Gather every line of the entries that includes the word "Precipitation".

[Items from a figure collection]

__________________________________________________

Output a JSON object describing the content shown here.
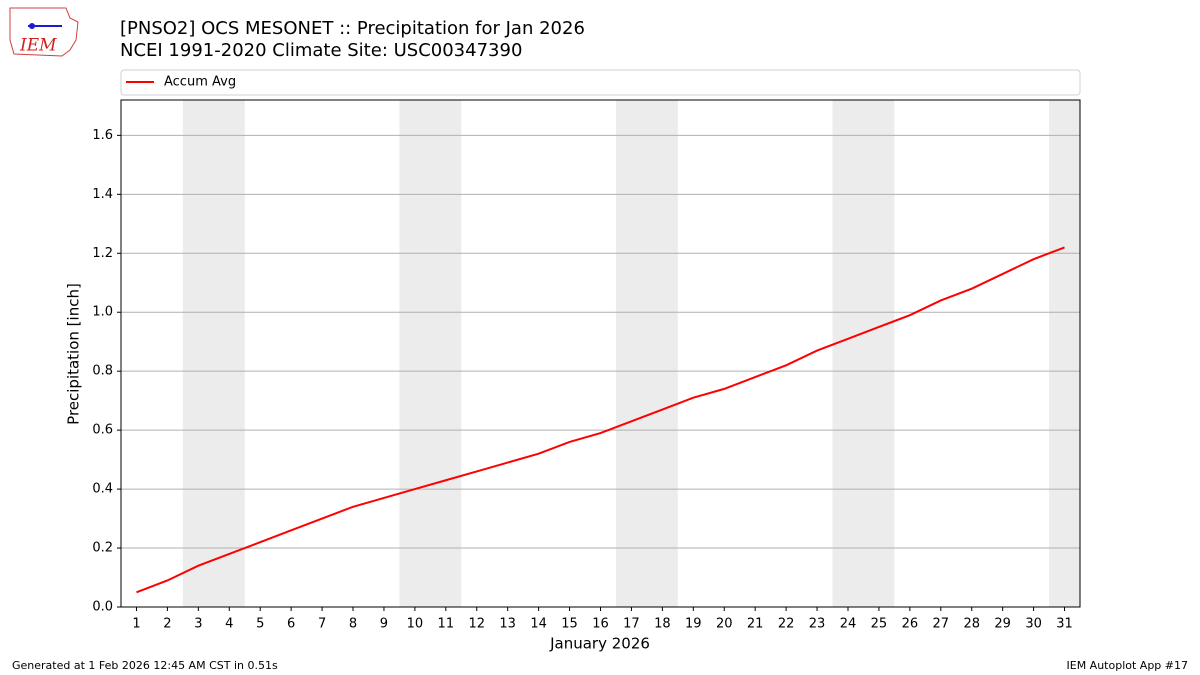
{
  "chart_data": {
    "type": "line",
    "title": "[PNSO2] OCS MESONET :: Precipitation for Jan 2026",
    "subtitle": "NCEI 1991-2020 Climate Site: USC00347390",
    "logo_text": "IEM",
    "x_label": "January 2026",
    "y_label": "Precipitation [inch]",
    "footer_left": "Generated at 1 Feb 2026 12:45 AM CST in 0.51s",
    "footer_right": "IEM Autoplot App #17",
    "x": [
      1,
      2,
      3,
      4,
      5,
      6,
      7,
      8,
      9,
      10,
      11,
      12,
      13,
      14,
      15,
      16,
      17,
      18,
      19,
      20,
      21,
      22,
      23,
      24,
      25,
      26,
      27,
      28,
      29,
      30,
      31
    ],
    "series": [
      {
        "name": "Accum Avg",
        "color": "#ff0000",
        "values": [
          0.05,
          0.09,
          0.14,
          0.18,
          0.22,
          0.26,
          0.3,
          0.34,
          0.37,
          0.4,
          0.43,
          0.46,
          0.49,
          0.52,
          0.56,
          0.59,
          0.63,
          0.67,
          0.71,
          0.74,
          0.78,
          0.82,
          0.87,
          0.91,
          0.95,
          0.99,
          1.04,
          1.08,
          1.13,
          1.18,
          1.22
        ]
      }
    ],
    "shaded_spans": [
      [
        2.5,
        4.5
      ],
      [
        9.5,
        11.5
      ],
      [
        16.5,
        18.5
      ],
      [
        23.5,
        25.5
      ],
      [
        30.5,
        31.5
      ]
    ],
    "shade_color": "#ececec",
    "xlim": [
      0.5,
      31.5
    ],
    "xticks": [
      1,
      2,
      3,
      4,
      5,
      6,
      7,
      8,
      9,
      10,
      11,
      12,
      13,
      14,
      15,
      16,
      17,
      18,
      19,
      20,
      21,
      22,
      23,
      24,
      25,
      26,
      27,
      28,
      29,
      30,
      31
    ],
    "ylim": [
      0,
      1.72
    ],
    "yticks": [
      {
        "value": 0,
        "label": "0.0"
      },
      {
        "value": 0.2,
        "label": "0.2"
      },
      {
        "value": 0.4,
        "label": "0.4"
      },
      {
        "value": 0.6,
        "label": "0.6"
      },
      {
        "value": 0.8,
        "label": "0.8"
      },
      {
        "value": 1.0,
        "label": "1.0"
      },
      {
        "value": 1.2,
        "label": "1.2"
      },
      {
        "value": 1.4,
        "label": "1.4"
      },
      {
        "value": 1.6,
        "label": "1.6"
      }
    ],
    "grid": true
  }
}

__________________________________________________

Answer to this problem -
    "title": "[PNSO2] OCS MESONET :: Precipitation for Jan 2026",
    "y_label": "Precipitation [inch]",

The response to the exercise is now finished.